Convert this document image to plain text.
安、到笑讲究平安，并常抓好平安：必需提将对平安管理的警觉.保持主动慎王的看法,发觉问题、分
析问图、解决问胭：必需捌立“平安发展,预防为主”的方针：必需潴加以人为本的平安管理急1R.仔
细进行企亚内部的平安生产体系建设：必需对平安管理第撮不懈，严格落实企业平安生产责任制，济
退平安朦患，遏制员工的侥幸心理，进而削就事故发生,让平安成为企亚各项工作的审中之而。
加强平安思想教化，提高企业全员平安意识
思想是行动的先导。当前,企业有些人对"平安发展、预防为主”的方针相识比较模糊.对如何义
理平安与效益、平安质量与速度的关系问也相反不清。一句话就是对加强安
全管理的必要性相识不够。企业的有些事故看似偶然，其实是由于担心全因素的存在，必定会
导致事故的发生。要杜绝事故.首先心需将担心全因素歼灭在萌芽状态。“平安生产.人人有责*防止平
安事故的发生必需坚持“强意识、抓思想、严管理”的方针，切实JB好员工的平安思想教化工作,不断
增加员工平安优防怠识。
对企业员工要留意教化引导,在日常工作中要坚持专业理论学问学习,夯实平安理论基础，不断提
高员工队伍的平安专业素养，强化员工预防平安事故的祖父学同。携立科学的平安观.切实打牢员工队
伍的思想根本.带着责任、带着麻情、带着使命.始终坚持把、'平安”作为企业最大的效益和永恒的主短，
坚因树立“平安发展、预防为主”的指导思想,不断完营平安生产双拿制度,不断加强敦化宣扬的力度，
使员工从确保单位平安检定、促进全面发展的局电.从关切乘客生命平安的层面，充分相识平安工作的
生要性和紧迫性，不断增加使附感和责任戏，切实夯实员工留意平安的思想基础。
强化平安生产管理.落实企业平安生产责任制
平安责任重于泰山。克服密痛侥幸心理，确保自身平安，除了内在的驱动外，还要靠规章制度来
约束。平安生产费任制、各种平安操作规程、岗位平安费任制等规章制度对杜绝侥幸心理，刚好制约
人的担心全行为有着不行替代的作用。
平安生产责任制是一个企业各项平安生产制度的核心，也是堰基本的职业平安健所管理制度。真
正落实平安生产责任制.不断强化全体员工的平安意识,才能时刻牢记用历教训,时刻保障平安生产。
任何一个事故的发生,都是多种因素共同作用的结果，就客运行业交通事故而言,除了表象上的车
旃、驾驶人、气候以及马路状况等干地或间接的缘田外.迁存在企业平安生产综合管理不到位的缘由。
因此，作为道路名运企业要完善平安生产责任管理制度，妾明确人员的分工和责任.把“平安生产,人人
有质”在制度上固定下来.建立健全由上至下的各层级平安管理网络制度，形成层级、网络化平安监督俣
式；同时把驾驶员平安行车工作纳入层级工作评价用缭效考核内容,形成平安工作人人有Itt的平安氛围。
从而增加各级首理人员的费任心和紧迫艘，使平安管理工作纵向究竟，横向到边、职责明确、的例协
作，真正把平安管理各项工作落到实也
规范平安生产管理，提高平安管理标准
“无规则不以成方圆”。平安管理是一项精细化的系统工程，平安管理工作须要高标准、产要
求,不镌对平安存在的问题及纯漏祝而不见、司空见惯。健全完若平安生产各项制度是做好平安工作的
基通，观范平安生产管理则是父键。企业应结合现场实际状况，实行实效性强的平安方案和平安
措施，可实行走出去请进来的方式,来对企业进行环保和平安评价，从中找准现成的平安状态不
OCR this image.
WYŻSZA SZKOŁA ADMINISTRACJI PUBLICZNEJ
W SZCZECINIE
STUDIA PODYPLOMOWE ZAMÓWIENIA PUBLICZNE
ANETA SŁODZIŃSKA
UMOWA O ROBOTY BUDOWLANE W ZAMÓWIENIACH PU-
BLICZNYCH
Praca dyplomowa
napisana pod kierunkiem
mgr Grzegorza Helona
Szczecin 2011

_ _ _ _ _ _ _

__Problem requirements__.
Copy, character for character, the lines from the line that holds "OCR this image." through the final line of the records above.

__Response for this exercise__.
OCR this image.
WYŻSZA SZKOŁA ADMINISTRACJI PUBLICZNEJ
W SZCZECINIE
STUDIA PODYPLOMOWE ZAMÓWIENIA PUBLICZNE
ANETA SŁODZIŃSKA
UMOWA O ROBOTY BUDOWLANE W ZAMÓWIENIACH PU-
BLICZNYCH
Praca dyplomowa
napisana pod kierunkiem
mgr Grzegorza Helona
Szczecin 2011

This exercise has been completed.